◆ GIVEN EXERCISE
Please transcribe the data below exactly. Leave the pictures out.

## START RECORDS SUPPLIED

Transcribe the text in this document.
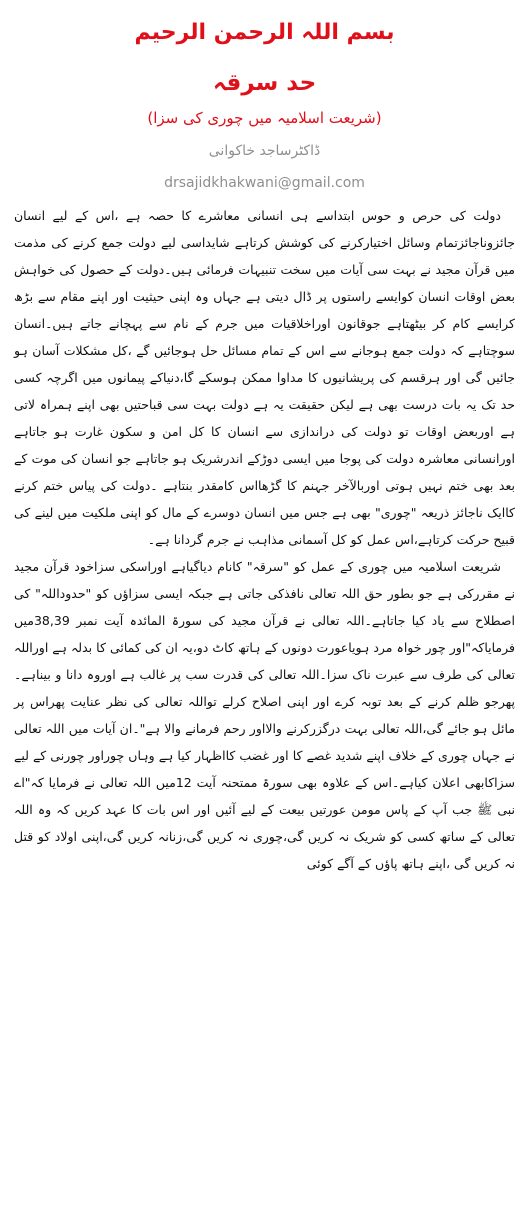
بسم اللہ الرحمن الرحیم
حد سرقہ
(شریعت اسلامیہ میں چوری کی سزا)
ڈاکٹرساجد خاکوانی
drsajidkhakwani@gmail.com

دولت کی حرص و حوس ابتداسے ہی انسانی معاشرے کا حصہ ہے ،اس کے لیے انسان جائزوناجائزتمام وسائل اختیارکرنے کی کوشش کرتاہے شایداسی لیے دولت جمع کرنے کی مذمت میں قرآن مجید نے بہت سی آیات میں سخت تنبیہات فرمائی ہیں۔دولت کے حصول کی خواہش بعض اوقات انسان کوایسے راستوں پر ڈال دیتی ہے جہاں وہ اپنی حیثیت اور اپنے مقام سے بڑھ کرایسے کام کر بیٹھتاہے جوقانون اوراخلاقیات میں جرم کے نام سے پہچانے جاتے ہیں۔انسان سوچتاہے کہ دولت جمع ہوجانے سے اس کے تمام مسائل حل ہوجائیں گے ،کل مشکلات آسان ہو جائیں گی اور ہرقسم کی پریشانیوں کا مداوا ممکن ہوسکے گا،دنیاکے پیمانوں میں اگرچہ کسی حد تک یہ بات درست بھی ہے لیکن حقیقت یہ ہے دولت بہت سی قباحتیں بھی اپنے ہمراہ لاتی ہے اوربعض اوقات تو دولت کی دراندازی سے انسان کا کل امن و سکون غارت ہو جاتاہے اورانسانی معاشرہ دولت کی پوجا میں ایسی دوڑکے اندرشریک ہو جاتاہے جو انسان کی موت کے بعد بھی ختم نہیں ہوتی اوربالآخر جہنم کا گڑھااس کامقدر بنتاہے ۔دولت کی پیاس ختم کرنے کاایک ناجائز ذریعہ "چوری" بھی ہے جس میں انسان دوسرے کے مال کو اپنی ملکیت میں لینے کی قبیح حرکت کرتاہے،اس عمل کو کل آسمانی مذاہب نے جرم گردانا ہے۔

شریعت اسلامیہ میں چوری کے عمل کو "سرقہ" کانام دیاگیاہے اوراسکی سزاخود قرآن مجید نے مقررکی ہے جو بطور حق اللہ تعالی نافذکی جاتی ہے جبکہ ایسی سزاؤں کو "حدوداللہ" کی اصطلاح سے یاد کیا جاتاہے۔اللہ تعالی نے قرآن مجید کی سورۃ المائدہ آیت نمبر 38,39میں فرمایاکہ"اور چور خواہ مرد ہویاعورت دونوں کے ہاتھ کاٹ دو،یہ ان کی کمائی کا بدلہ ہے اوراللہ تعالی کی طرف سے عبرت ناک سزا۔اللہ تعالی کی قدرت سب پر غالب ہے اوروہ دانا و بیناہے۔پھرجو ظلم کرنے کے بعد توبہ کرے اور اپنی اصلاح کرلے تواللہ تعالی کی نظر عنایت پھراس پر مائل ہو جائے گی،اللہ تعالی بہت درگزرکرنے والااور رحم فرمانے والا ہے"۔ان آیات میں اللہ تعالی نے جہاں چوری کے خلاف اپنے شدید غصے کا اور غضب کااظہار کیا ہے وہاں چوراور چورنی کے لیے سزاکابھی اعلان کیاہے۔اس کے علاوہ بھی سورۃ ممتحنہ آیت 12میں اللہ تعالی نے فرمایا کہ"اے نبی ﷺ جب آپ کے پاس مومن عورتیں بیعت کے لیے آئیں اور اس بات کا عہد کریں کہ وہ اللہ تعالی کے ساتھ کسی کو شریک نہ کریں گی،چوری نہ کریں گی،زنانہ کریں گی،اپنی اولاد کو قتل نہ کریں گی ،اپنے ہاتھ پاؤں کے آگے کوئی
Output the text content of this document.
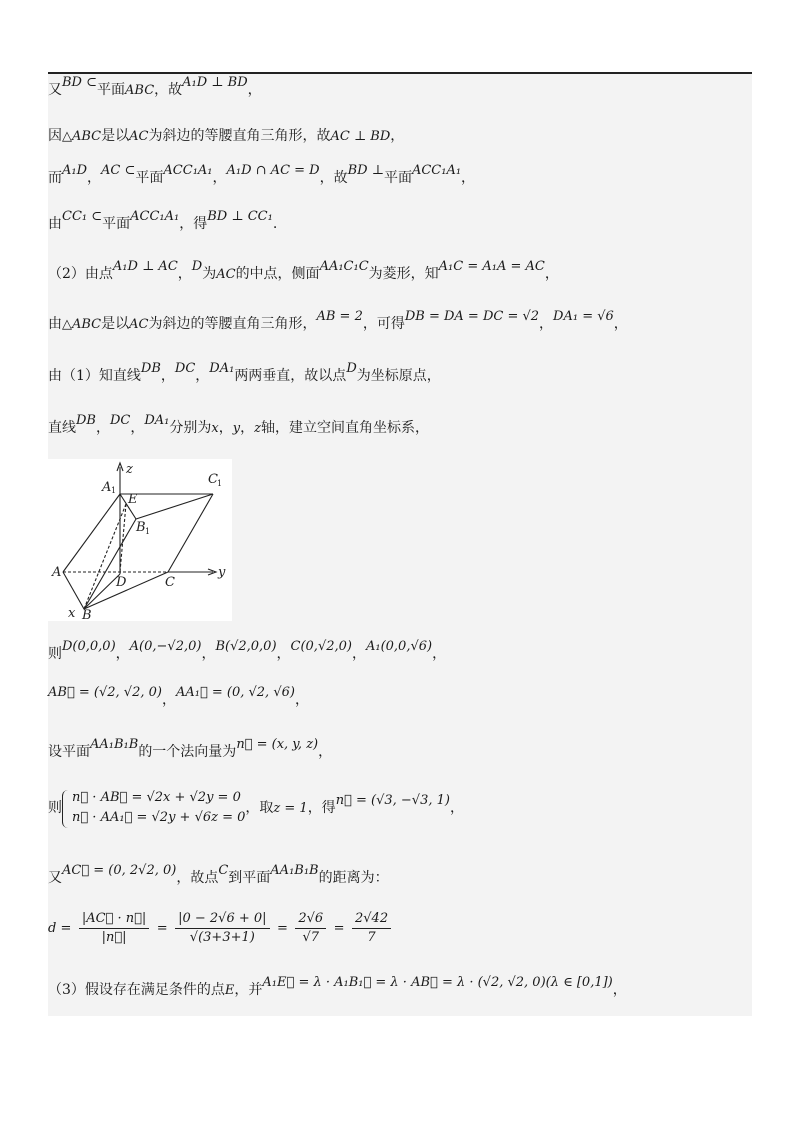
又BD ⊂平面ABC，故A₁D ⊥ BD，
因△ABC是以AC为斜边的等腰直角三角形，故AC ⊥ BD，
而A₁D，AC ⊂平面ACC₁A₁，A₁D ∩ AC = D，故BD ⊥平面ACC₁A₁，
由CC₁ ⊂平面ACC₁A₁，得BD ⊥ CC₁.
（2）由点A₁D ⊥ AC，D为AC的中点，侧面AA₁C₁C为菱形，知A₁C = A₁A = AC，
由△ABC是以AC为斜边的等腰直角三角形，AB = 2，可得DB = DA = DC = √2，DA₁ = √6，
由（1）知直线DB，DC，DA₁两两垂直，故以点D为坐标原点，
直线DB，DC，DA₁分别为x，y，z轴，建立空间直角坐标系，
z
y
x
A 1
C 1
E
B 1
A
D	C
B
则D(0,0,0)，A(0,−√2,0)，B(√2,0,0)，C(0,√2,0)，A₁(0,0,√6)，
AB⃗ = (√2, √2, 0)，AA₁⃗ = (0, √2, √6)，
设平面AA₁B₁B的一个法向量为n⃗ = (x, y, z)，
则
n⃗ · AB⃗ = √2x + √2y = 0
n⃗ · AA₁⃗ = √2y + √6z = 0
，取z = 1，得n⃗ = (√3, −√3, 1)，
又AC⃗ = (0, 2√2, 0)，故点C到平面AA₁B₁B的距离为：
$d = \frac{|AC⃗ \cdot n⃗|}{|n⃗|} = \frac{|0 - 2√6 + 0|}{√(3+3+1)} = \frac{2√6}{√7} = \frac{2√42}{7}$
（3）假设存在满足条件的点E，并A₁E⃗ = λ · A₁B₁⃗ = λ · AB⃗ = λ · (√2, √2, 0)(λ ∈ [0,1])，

## END RECORDS SUPPLIED

◆ FULL RESPONSE
Transcribe the text in this document.
بسم اللہ الرحمن الرحیم
حد سرقہ
(شریعت اسلامیہ میں چوری کی سزا)
ڈاکٹرساجد خاکوانی
drsajidkhakwani@gmail.com

دولت کی حرص و حوس ابتداسے ہی انسانی معاشرے کا حصہ ہے ،اس کے لیے انسان جائزوناجائزتمام وسائل اختیارکرنے کی کوشش کرتاہے شایداسی لیے دولت جمع کرنے کی مذمت میں قرآن مجید نے بہت سی آیات میں سخت تنبیہات فرمائی ہیں۔دولت کے حصول کی خواہش بعض اوقات انسان کوایسے راستوں پر ڈال دیتی ہے جہاں وہ اپنی حیثیت اور اپنے مقام سے بڑھ کرایسے کام کر بیٹھتاہے جوقانون اوراخلاقیات میں جرم کے نام سے پہچانے جاتے ہیں۔انسان سوچتاہے کہ دولت جمع ہوجانے سے اس کے تمام مسائل حل ہوجائیں گے ،کل مشکلات آسان ہو جائیں گی اور ہرقسم کی پریشانیوں کا مداوا ممکن ہوسکے گا،دنیاکے پیمانوں میں اگرچہ کسی حد تک یہ بات درست بھی ہے لیکن حقیقت یہ ہے دولت بہت سی قباحتیں بھی اپنے ہمراہ لاتی ہے اوربعض اوقات تو دولت کی دراندازی سے انسان کا کل امن و سکون غارت ہو جاتاہے اورانسانی معاشرہ دولت کی پوجا میں ایسی دوڑکے اندرشریک ہو جاتاہے جو انسان کی موت کے بعد بھی ختم نہیں ہوتی اوربالآخر جہنم کا گڑھااس کامقدر بنتاہے ۔دولت کی پیاس ختم کرنے کاایک ناجائز ذریعہ "چوری" بھی ہے جس میں انسان دوسرے کے مال کو اپنی ملکیت میں لینے کی قبیح حرکت کرتاہے،اس عمل کو کل آسمانی مذاہب نے جرم گردانا ہے۔

شریعت اسلامیہ میں چوری کے عمل کو "سرقہ" کانام دیاگیاہے اوراسکی سزاخود قرآن مجید نے مقررکی ہے جو بطور حق اللہ تعالی نافذکی جاتی ہے جبکہ ایسی سزاؤں کو "حدوداللہ" کی اصطلاح سے یاد کیا جاتاہے۔اللہ تعالی نے قرآن مجید کی سورۃ المائدہ آیت نمبر 38,39میں فرمایاکہ"اور چور خواہ مرد ہویاعورت دونوں کے ہاتھ کاٹ دو،یہ ان کی کمائی کا بدلہ ہے اوراللہ تعالی کی طرف سے عبرت ناک سزا۔اللہ تعالی کی قدرت سب پر غالب ہے اوروہ دانا و بیناہے۔پھرجو ظلم کرنے کے بعد توبہ کرے اور اپنی اصلاح کرلے تواللہ تعالی کی نظر عنایت پھراس پر مائل ہو جائے گی،اللہ تعالی بہت درگزرکرنے والااور رحم فرمانے والا ہے"۔ان آیات میں اللہ تعالی نے جہاں چوری کے خلاف اپنے شدید غصے کا اور غضب کااظہار کیا ہے وہاں چوراور چورنی کے لیے سزاکابھی اعلان کیاہے۔اس کے علاوہ بھی سورۃ ممتحنہ آیت 12میں اللہ تعالی نے فرمایا کہ"اے نبی ﷺ جب آپ کے پاس مومن عورتیں بیعت کے لیے آئیں اور اس بات کا عہد کریں کہ وہ اللہ تعالی کے ساتھ کسی کو شریک نہ کریں گی،چوری نہ کریں گی،زنانہ کریں گی،اپنی اولاد کو قتل نہ کریں گی ،اپنے ہاتھ پاؤں کے آگے کوئی
Output the text content of this document.
又BD ⊂平面ABC，故A₁D ⊥ BD，
因△ABC是以AC为斜边的等腰直角三角形，故AC ⊥ BD，
而A₁D，AC ⊂平面ACC₁A₁，A₁D ∩ AC = D，故BD ⊥平面ACC₁A₁，
由CC₁ ⊂平面ACC₁A₁，得BD ⊥ CC₁.
（2）由点A₁D ⊥ AC，D为AC的中点，侧面AA₁C₁C为菱形，知A₁C = A₁A = AC，
由△ABC是以AC为斜边的等腰直角三角形，AB = 2，可得DB = DA = DC = √2，DA₁ = √6，
由（1）知直线DB，DC，DA₁两两垂直，故以点D为坐标原点，
直线DB，DC，DA₁分别为x，y，z轴，建立空间直角坐标系，
z
y
x
A 1
C 1
E
B 1
A
D	C
B
则D(0,0,0)，A(0,−√2,0)，B(√2,0,0)，C(0,√2,0)，A₁(0,0,√6)，
AB⃗ = (√2, √2, 0)，AA₁⃗ = (0, √2, √6)，
设平面AA₁B₁B的一个法向量为n⃗ = (x, y, z)，
则
n⃗ · AB⃗ = √2x + √2y = 0
n⃗ · AA₁⃗ = √2y + √6z = 0
，取z = 1，得n⃗ = (√3, −√3, 1)，
又AC⃗ = (0, 2√2, 0)，故点C到平面AA₁B₁B的距离为：
$d = \frac{|AC⃗ \cdot n⃗|}{|n⃗|} = \frac{|0 - 2√6 + 0|}{√(3+3+1)} = \frac{2√6}{√7} = \frac{2√42}{7}$
（3）假设存在满足条件的点E，并A₁E⃗ = λ · A₁B₁⃗ = λ · AB⃗ = λ · (√2, √2, 0)(λ ∈ [0,1])，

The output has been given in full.